* Exercise description *
Skip the images. Copy the records exactly as written.

* Data provided *
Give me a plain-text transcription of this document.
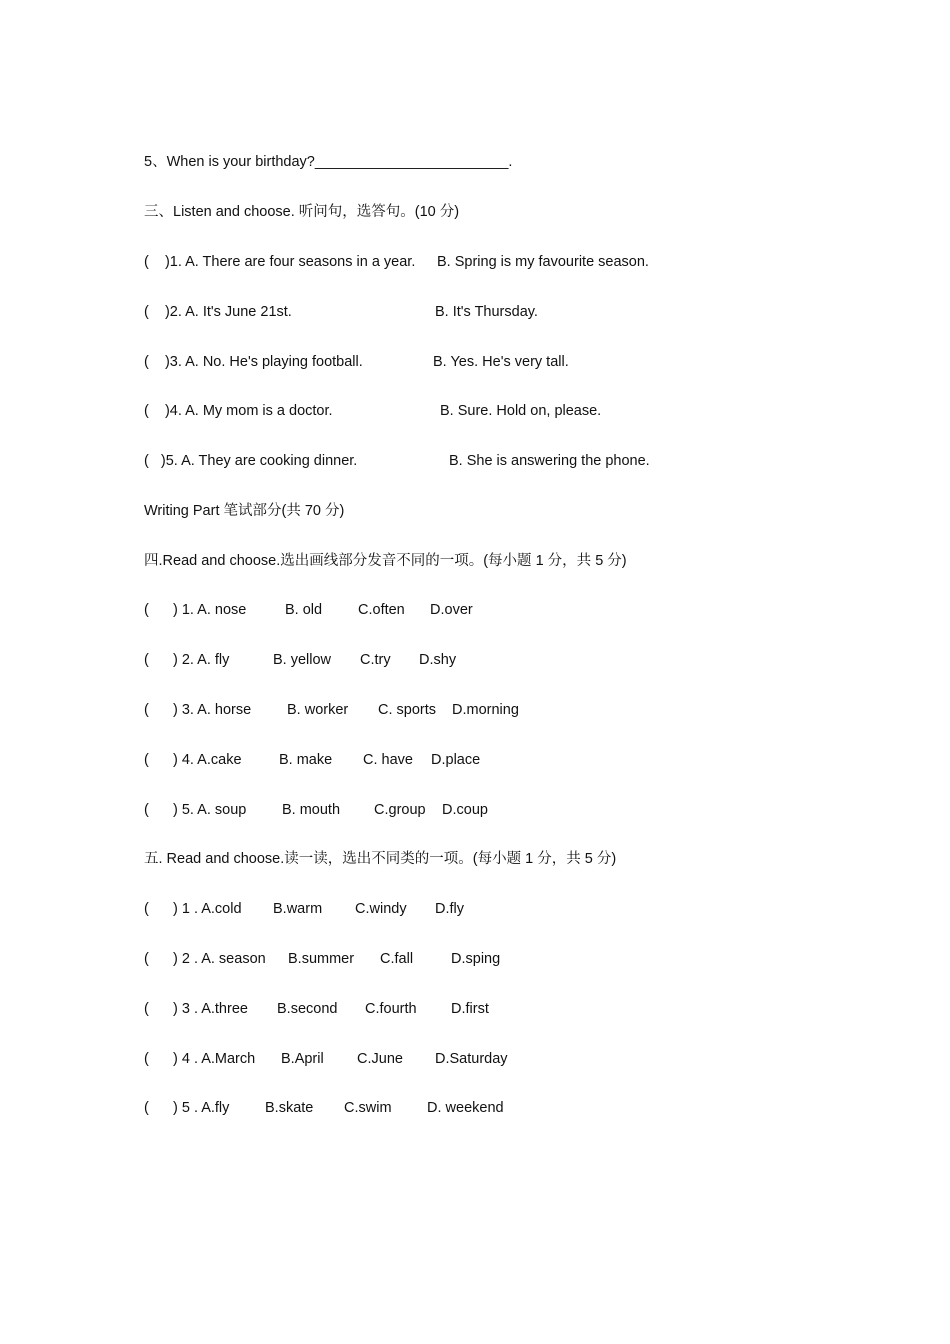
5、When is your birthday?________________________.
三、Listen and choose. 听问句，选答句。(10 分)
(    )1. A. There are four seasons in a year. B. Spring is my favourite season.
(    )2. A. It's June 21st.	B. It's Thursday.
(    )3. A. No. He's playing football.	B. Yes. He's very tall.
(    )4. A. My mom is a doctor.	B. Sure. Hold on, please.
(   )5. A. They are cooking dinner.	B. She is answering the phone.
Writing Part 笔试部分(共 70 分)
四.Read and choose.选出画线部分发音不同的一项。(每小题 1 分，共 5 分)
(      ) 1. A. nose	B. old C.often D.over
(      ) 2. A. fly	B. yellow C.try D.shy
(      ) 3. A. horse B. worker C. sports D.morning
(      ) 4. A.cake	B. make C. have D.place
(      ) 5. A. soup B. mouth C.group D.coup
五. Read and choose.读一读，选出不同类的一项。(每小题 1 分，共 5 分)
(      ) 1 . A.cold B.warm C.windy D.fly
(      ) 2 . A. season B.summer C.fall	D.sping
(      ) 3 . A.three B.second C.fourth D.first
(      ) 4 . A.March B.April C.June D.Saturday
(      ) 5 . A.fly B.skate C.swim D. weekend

* Output for this exercise *
Give me a plain-text transcription of this document.
5、When is your birthday?________________________.
三、Listen and choose. 听问句，选答句。(10 分)
(    )1. A. There are four seasons in a year. B. Spring is my favourite season.
(    )2. A. It's June 21st.	B. It's Thursday.
(    )3. A. No. He's playing football.	B. Yes. He's very tall.
(    )4. A. My mom is a doctor.	B. Sure. Hold on, please.
(   )5. A. They are cooking dinner.	B. She is answering the phone.
Writing Part 笔试部分(共 70 分)
四.Read and choose.选出画线部分发音不同的一项。(每小题 1 分，共 5 分)
(      ) 1. A. nose	B. old C.often D.over
(      ) 2. A. fly	B. yellow C.try D.shy
(      ) 3. A. horse B. worker C. sports D.morning
(      ) 4. A.cake	B. make C. have D.place
(      ) 5. A. soup B. mouth C.group D.coup
五. Read and choose.读一读，选出不同类的一项。(每小题 1 分，共 5 分)
(      ) 1 . A.cold B.warm C.windy D.fly
(      ) 2 . A. season B.summer C.fall	D.sping
(      ) 3 . A.three B.second C.fourth D.first
(      ) 4 . A.March B.April C.June D.Saturday
(      ) 5 . A.fly B.skate C.swim D. weekend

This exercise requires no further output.